» **Given problem**:
Any picture among the records should be left out, please; retype the rest exactly.

» **Listed entries**:
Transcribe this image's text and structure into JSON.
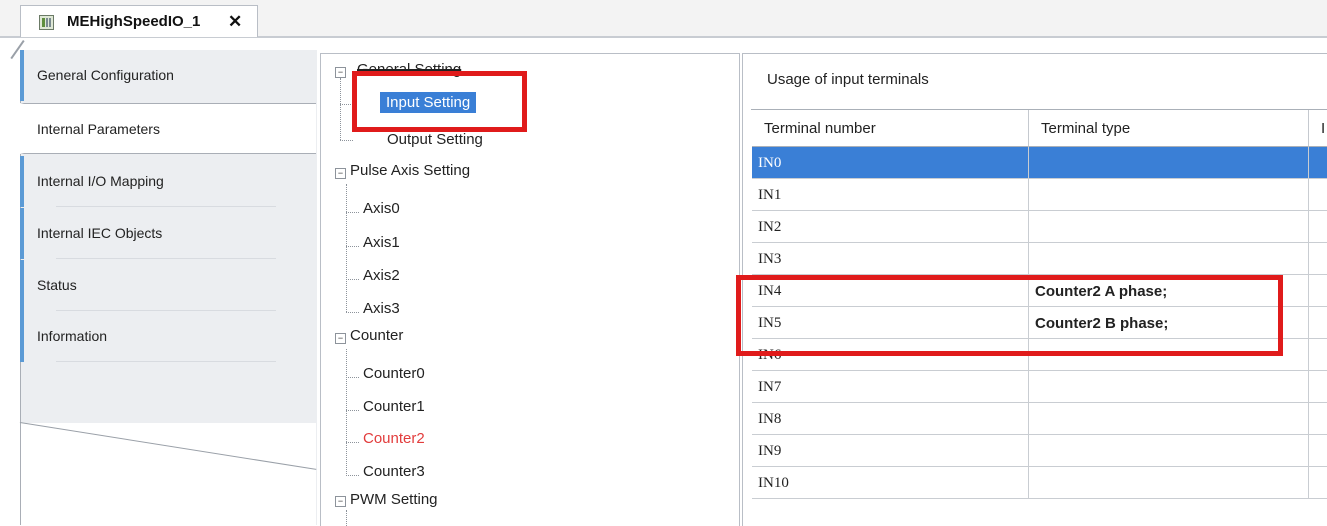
{
  "tab": {
    "title": "MEHighSpeedIO_1",
    "close": "✕",
    "icon": "device-icon"
  },
  "nav": {
    "items": [
      {
        "label": "General Configuration"
      },
      {
        "label": "Internal Parameters"
      },
      {
        "label": "Internal I/O Mapping"
      },
      {
        "label": "Internal IEC Objects"
      },
      {
        "label": "Status"
      },
      {
        "label": "Information"
      }
    ]
  },
  "tree": {
    "general_setting": "General Setting",
    "input_setting": "Input Setting",
    "output_setting": "Output Setting",
    "pulse_axis_setting": "Pulse Axis Setting",
    "axes": [
      "Axis0",
      "Axis1",
      "Axis2",
      "Axis3"
    ],
    "counter": "Counter",
    "counters": [
      "Counter0",
      "Counter1",
      "Counter2",
      "Counter3"
    ],
    "pwm_setting": "PWM Setting",
    "expand_symbol": "−"
  },
  "panel": {
    "title": "Usage of input terminals",
    "columns": [
      "Terminal number",
      "Terminal type",
      "I"
    ],
    "rows": [
      {
        "number": "IN0",
        "type": ""
      },
      {
        "number": "IN1",
        "type": ""
      },
      {
        "number": "IN2",
        "type": ""
      },
      {
        "number": "IN3",
        "type": ""
      },
      {
        "number": "IN4",
        "type": "Counter2 A phase;"
      },
      {
        "number": "IN5",
        "type": "Counter2 B phase;"
      },
      {
        "number": "IN6",
        "type": ""
      },
      {
        "number": "IN7",
        "type": ""
      },
      {
        "number": "IN8",
        "type": ""
      },
      {
        "number": "IN9",
        "type": ""
      },
      {
        "number": "IN10",
        "type": ""
      }
    ]
  },
  "colors": {
    "selection": "#3a7fd6",
    "highlight_box": "#e01b1b",
    "counter2_text": "#e23c3c"
  }
}
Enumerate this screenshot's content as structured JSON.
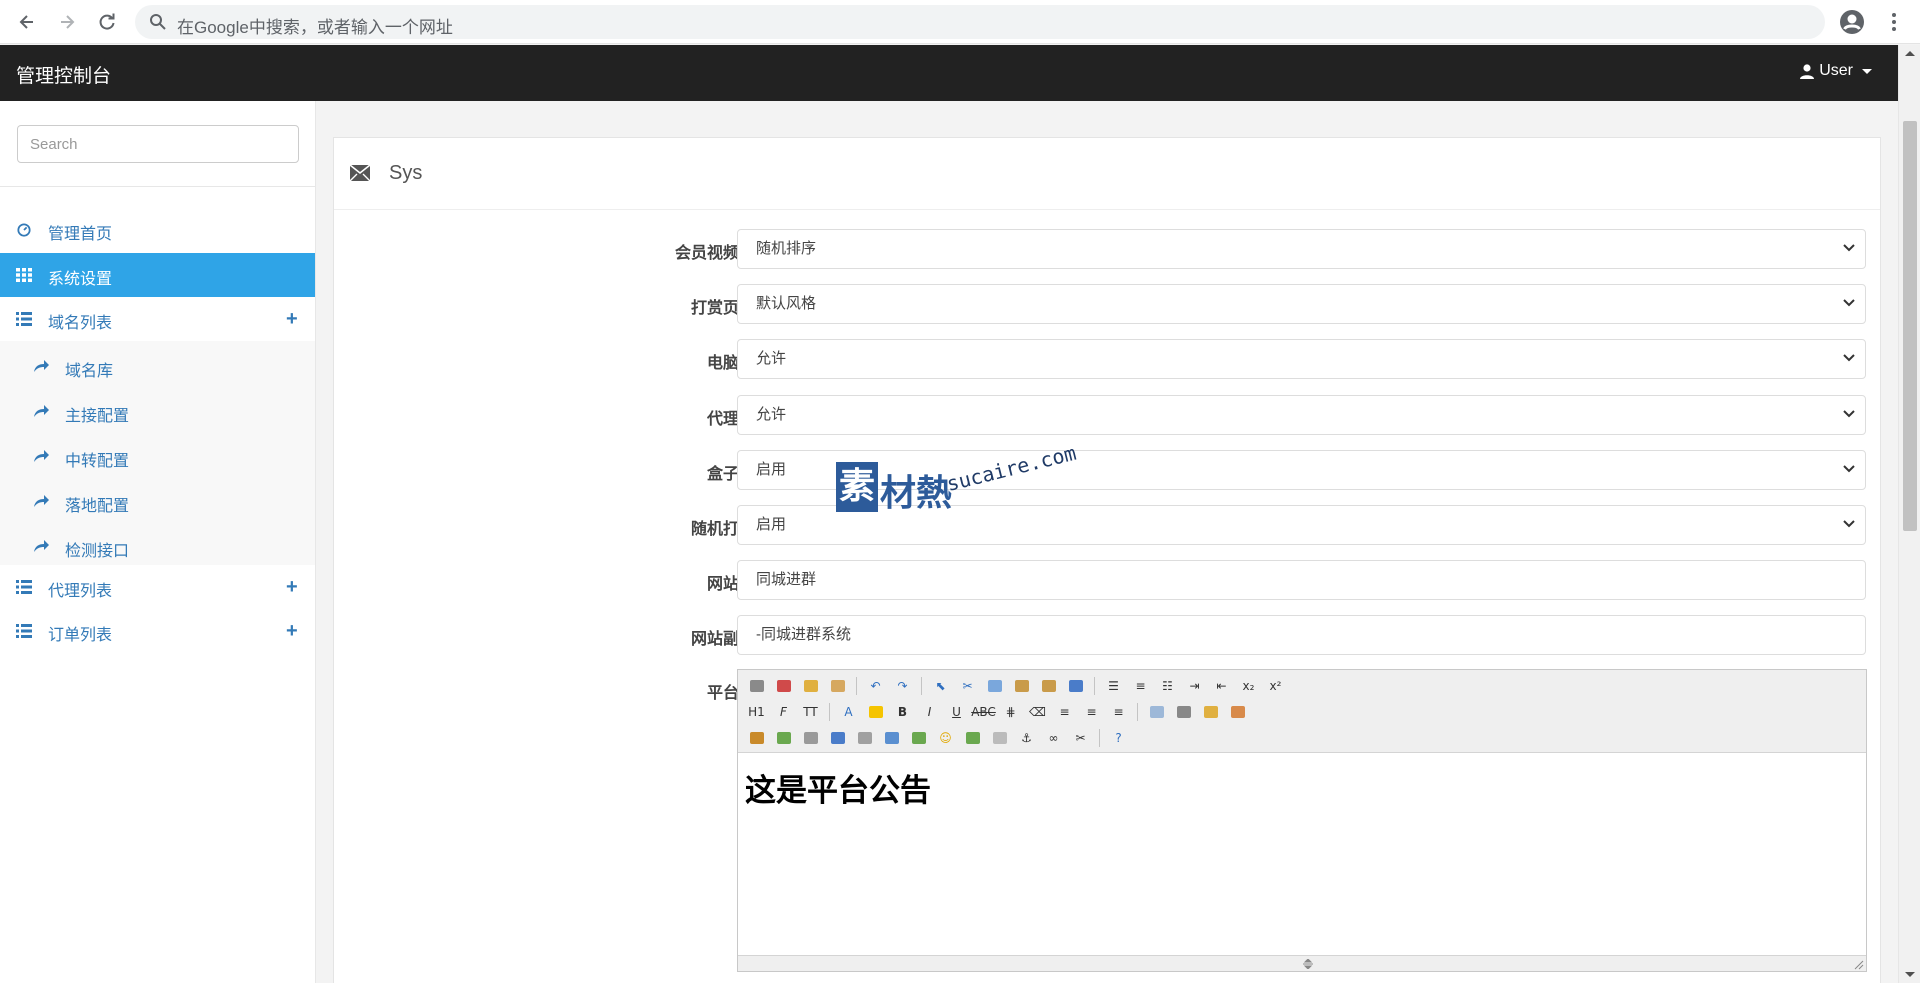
{
  "browser": {
    "address_placeholder": "在Google中搜索，或者输入一个网址"
  },
  "topbar": {
    "brand": "管理控制台",
    "user_label": "User"
  },
  "sidebar": {
    "search_placeholder": "Search",
    "items": [
      {
        "label": "管理首页",
        "icon": "dashboard-icon"
      },
      {
        "label": "系统设置",
        "icon": "grid-icon",
        "active": true
      },
      {
        "label": "域名列表",
        "icon": "list-icon",
        "expandable": true
      },
      {
        "label": "代理列表",
        "icon": "list-icon",
        "expandable": true
      },
      {
        "label": "订单列表",
        "icon": "list-icon",
        "expandable": true
      }
    ],
    "sub_items": [
      {
        "label": "域名库",
        "icon": "share-arrow-icon"
      },
      {
        "label": "主接配置",
        "icon": "share-arrow-icon"
      },
      {
        "label": "中转配置",
        "icon": "share-arrow-icon"
      },
      {
        "label": "落地配置",
        "icon": "share-arrow-icon"
      },
      {
        "label": "检测接口",
        "icon": "share-arrow-icon"
      }
    ],
    "accent_color": "#2fa4e7"
  },
  "panel": {
    "title": "Sys",
    "fields": [
      {
        "label": "会员视频排序",
        "type": "select",
        "value": "随机排序"
      },
      {
        "label": "打赏页模板",
        "type": "select",
        "value": "默认风格"
      },
      {
        "label": "电脑访问",
        "type": "select",
        "value": "允许"
      },
      {
        "label": "代理上传",
        "type": "select",
        "value": "允许"
      },
      {
        "label": "盒子推广",
        "type": "select",
        "value": "启用"
      },
      {
        "label": "随机打赏数",
        "type": "select",
        "value": "启用"
      },
      {
        "label": "网站标题",
        "type": "text",
        "value": "同城进群"
      },
      {
        "label": "网站副标题",
        "type": "text",
        "value": "-同城进群系统"
      }
    ],
    "editor": {
      "label": "平台公告",
      "content": "这是平台公告"
    }
  },
  "watermark": {
    "logo_char": "素",
    "name": "材熱",
    "url": "sucaire.com"
  }
}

» **Response**:
Transcribe this image's text and structure into JSON.
{
  "tab": {
    "title": "MEHighSpeedIO_1",
    "close": "✕",
    "icon": "device-icon"
  },
  "nav": {
    "items": [
      {
        "label": "General Configuration"
      },
      {
        "label": "Internal Parameters"
      },
      {
        "label": "Internal I/O Mapping"
      },
      {
        "label": "Internal IEC Objects"
      },
      {
        "label": "Status"
      },
      {
        "label": "Information"
      }
    ]
  },
  "tree": {
    "general_setting": "General Setting",
    "input_setting": "Input Setting",
    "output_setting": "Output Setting",
    "pulse_axis_setting": "Pulse Axis Setting",
    "axes": [
      "Axis0",
      "Axis1",
      "Axis2",
      "Axis3"
    ],
    "counter": "Counter",
    "counters": [
      "Counter0",
      "Counter1",
      "Counter2",
      "Counter3"
    ],
    "pwm_setting": "PWM Setting",
    "expand_symbol": "−"
  },
  "panel": {
    "title": "Usage of input terminals",
    "columns": [
      "Terminal number",
      "Terminal type",
      "I"
    ],
    "rows": [
      {
        "number": "IN0",
        "type": ""
      },
      {
        "number": "IN1",
        "type": ""
      },
      {
        "number": "IN2",
        "type": ""
      },
      {
        "number": "IN3",
        "type": ""
      },
      {
        "number": "IN4",
        "type": "Counter2 A phase;"
      },
      {
        "number": "IN5",
        "type": "Counter2 B phase;"
      },
      {
        "number": "IN6",
        "type": ""
      },
      {
        "number": "IN7",
        "type": ""
      },
      {
        "number": "IN8",
        "type": ""
      },
      {
        "number": "IN9",
        "type": ""
      },
      {
        "number": "IN10",
        "type": ""
      }
    ]
  },
  "colors": {
    "selection": "#3a7fd6",
    "highlight_box": "#e01b1b",
    "counter2_text": "#e23c3c"
  }
}
Enumerate this screenshot's content as structured JSON.
{
  "browser": {
    "address_placeholder": "在Google中搜索，或者输入一个网址"
  },
  "topbar": {
    "brand": "管理控制台",
    "user_label": "User"
  },
  "sidebar": {
    "search_placeholder": "Search",
    "items": [
      {
        "label": "管理首页",
        "icon": "dashboard-icon"
      },
      {
        "label": "系统设置",
        "icon": "grid-icon",
        "active": true
      },
      {
        "label": "域名列表",
        "icon": "list-icon",
        "expandable": true
      },
      {
        "label": "代理列表",
        "icon": "list-icon",
        "expandable": true
      },
      {
        "label": "订单列表",
        "icon": "list-icon",
        "expandable": true
      }
    ],
    "sub_items": [
      {
        "label": "域名库",
        "icon": "share-arrow-icon"
      },
      {
        "label": "主接配置",
        "icon": "share-arrow-icon"
      },
      {
        "label": "中转配置",
        "icon": "share-arrow-icon"
      },
      {
        "label": "落地配置",
        "icon": "share-arrow-icon"
      },
      {
        "label": "检测接口",
        "icon": "share-arrow-icon"
      }
    ],
    "accent_color": "#2fa4e7"
  },
  "panel": {
    "title": "Sys",
    "fields": [
      {
        "label": "会员视频排序",
        "type": "select",
        "value": "随机排序"
      },
      {
        "label": "打赏页模板",
        "type": "select",
        "value": "默认风格"
      },
      {
        "label": "电脑访问",
        "type": "select",
        "value": "允许"
      },
      {
        "label": "代理上传",
        "type": "select",
        "value": "允许"
      },
      {
        "label": "盒子推广",
        "type": "select",
        "value": "启用"
      },
      {
        "label": "随机打赏数",
        "type": "select",
        "value": "启用"
      },
      {
        "label": "网站标题",
        "type": "text",
        "value": "同城进群"
      },
      {
        "label": "网站副标题",
        "type": "text",
        "value": "-同城进群系统"
      }
    ],
    "editor": {
      "label": "平台公告",
      "content": "这是平台公告"
    }
  },
  "watermark": {
    "logo_char": "素",
    "name": "材熱",
    "url": "sucaire.com"
  }
}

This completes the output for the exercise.